■ **Task requirements**
Locate all lines in the data below that hold "this" and show them.

■ **Records shown**
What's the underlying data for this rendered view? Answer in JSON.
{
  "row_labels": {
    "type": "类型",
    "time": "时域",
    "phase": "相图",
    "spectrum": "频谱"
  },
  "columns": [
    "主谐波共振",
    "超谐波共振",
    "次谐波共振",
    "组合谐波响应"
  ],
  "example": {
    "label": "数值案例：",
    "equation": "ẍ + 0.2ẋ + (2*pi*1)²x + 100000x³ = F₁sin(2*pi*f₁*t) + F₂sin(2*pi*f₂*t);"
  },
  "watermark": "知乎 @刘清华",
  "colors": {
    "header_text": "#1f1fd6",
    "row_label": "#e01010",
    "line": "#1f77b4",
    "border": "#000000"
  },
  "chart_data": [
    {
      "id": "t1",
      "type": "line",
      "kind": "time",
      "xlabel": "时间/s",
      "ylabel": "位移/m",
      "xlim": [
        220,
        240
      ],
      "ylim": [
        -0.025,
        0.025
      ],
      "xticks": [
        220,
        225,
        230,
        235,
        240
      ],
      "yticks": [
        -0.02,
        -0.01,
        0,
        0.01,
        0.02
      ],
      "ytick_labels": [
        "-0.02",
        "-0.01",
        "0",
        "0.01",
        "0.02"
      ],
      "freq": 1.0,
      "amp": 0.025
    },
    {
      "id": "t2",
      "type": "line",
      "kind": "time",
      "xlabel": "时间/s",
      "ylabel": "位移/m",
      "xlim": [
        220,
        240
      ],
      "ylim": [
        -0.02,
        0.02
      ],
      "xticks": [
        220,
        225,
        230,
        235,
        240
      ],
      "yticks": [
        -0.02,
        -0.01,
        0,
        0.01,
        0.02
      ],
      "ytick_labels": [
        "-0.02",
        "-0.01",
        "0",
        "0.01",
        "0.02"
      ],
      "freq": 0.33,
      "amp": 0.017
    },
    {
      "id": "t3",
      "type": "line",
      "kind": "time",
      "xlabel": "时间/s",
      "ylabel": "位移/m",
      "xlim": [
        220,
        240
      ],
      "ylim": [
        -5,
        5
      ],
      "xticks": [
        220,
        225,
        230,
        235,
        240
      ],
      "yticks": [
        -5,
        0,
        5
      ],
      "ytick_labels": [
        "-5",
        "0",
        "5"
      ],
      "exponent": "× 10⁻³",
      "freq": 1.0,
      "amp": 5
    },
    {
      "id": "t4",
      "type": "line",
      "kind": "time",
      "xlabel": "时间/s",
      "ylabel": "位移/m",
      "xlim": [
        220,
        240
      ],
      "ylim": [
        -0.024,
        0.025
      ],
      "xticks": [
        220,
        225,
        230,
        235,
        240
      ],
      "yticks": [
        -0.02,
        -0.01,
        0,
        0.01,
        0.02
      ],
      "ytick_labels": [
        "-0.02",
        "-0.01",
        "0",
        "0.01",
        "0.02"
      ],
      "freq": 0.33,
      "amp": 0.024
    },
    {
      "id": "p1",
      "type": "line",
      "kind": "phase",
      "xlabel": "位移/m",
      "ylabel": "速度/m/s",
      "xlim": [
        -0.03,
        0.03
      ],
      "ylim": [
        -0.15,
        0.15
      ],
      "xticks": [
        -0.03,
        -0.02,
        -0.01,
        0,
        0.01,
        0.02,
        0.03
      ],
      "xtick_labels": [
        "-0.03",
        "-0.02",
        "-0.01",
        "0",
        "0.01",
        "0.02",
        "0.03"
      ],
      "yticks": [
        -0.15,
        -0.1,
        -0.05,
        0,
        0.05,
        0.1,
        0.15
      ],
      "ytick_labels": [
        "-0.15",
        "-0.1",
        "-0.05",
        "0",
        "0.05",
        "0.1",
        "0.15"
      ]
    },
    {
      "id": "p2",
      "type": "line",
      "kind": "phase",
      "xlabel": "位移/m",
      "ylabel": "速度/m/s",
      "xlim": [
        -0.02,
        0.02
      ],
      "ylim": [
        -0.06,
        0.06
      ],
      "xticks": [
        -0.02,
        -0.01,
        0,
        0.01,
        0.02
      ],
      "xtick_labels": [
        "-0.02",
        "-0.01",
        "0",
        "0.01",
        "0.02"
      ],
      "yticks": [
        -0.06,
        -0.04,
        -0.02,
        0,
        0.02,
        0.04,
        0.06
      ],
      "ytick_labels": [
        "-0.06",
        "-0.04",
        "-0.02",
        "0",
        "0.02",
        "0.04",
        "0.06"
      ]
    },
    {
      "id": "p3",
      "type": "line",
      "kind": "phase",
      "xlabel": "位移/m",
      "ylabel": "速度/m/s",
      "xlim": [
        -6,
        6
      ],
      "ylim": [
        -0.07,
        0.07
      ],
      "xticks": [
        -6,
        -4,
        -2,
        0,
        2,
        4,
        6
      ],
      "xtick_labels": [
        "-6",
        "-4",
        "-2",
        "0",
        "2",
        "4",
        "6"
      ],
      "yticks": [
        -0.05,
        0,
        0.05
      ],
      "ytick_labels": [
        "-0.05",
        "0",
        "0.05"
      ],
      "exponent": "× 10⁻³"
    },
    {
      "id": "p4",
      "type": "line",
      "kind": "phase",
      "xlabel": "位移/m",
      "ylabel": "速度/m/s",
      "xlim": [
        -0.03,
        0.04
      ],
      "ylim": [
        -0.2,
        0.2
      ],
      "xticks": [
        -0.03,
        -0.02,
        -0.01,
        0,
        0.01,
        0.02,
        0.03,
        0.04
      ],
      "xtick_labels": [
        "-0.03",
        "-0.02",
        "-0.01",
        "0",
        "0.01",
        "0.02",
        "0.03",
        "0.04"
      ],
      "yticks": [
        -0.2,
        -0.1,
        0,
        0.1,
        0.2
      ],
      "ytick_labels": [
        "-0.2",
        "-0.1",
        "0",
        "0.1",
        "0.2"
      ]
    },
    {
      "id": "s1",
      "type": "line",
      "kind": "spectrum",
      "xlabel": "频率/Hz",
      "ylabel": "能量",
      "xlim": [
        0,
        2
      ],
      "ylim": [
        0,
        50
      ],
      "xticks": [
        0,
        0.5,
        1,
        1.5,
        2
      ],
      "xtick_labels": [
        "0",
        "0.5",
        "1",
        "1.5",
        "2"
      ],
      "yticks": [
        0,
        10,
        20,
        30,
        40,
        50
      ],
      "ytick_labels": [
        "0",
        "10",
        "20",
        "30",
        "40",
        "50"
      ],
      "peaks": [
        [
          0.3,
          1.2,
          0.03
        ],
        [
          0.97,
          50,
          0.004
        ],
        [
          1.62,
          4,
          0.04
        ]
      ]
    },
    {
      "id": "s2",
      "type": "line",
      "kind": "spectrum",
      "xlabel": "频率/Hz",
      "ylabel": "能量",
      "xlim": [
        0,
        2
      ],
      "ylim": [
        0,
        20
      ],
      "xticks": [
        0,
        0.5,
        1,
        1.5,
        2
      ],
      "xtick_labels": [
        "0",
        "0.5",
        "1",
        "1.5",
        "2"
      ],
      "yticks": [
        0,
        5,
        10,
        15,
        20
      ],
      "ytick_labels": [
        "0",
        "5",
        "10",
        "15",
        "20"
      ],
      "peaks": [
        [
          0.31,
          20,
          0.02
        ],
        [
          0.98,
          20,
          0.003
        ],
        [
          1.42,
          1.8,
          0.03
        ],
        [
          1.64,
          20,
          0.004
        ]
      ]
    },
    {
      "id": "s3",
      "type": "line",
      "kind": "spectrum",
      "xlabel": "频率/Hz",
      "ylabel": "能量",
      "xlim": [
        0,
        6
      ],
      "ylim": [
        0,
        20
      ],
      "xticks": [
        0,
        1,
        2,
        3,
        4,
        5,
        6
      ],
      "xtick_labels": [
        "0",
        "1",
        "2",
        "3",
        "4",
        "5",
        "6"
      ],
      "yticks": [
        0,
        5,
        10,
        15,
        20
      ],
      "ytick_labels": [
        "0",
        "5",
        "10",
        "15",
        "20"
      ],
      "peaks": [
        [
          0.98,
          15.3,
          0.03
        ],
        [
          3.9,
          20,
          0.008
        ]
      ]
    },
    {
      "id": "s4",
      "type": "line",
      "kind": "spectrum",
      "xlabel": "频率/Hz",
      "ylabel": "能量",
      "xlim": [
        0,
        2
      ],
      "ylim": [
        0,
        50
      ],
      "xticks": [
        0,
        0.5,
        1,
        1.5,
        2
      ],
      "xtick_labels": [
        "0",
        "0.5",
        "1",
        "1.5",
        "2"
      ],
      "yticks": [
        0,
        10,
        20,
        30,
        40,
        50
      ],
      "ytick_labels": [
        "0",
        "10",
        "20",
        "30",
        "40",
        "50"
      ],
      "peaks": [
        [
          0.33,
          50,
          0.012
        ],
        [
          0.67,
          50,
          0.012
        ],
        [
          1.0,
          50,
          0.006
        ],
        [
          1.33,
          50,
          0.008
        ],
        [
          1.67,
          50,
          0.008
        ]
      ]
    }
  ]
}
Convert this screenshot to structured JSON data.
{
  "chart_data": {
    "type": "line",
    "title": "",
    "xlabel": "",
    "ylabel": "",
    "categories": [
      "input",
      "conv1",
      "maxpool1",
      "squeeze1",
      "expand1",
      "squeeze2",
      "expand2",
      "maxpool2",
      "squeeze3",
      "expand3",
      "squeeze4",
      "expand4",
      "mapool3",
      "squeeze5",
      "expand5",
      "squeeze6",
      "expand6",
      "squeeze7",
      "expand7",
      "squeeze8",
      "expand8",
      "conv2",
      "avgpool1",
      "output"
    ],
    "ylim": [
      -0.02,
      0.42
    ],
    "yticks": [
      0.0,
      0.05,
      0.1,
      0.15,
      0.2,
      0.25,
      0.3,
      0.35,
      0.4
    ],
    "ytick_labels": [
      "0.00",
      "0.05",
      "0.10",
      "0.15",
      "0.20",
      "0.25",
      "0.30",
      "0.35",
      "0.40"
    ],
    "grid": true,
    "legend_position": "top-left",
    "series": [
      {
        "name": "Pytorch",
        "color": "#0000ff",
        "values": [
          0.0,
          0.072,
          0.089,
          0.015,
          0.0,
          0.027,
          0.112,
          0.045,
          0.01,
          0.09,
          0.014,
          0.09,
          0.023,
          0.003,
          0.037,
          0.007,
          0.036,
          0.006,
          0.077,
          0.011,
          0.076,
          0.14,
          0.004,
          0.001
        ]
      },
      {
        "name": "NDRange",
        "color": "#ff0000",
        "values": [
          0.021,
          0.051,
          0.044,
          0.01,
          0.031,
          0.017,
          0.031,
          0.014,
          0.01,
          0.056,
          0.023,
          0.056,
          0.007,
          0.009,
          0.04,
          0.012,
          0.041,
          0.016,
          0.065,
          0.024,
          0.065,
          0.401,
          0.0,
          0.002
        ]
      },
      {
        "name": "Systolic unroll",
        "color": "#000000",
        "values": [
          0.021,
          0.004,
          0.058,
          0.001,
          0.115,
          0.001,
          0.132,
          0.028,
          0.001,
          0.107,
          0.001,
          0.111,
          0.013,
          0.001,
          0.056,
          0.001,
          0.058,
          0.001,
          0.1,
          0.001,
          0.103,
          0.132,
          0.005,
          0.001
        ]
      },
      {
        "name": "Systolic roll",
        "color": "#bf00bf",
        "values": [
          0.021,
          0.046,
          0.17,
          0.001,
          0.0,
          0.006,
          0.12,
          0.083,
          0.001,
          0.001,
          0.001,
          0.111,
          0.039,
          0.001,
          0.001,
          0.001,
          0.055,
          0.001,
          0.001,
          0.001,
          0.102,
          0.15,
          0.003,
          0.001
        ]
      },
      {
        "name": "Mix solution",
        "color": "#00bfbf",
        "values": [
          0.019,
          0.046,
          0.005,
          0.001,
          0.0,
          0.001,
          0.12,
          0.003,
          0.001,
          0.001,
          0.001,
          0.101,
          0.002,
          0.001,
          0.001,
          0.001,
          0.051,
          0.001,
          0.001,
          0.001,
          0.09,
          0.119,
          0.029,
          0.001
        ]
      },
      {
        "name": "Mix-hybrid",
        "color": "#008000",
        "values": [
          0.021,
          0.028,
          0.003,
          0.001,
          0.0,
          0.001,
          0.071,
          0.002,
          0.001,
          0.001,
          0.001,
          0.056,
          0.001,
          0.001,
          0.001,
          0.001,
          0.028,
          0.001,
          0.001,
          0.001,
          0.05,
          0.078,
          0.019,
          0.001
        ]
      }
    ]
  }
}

■ **Written answer**
What's the underlying data for this rendered view? Answer in JSON.
Convert this screenshot to structured JSON data.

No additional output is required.